## Raw records:
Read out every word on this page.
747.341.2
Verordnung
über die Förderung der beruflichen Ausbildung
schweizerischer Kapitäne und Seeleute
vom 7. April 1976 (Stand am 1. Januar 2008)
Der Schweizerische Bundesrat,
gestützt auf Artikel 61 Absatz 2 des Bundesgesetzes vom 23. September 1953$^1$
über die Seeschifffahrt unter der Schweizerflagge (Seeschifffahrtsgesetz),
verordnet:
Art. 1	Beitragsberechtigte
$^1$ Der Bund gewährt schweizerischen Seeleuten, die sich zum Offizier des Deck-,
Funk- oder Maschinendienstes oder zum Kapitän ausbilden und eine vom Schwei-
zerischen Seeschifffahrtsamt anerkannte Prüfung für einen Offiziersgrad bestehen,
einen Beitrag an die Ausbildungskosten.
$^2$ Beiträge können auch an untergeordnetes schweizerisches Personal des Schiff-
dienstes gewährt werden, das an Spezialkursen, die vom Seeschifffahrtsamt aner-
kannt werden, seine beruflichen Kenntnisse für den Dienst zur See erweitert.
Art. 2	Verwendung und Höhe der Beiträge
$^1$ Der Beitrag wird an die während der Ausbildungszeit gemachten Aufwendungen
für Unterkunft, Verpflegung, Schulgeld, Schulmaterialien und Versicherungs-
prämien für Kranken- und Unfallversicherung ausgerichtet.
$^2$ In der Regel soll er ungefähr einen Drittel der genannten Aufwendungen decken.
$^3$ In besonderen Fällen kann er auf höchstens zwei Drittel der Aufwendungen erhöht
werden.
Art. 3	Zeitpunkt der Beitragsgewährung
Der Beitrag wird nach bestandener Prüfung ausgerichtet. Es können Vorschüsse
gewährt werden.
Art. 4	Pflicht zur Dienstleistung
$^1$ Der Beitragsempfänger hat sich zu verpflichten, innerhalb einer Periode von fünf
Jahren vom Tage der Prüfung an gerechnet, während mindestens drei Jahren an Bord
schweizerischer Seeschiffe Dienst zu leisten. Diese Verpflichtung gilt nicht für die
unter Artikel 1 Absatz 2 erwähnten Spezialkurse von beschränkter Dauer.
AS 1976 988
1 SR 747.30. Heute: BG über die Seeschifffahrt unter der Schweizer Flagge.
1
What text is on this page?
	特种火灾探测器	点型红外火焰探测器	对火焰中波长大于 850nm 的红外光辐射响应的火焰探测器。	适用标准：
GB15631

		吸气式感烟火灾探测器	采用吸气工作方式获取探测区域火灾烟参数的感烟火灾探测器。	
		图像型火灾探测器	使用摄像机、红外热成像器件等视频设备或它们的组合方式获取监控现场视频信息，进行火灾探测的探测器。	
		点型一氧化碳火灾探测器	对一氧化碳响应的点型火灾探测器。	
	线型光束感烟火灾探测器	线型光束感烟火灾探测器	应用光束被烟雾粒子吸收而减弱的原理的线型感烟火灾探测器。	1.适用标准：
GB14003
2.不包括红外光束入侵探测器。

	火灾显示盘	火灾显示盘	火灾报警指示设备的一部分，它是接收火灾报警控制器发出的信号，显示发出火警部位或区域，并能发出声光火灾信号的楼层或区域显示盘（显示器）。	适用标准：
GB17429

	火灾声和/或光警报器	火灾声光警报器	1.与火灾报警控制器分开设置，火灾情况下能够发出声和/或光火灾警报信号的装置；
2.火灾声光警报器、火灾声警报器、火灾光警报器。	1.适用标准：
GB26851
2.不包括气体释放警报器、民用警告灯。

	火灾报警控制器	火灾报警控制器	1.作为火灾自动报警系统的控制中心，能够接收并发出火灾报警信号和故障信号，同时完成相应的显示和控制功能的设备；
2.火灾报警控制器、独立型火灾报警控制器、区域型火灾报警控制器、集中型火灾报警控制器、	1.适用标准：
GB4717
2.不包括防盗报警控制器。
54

## Aim:
Where a line of the entries contains the word "beruflichen", copy that line.

## Solved exercise:
über die Förderung der beruflichen Ausbildung
kannt werden, seine beruflichen Kenntnisse für den Dienst zur See erweitert.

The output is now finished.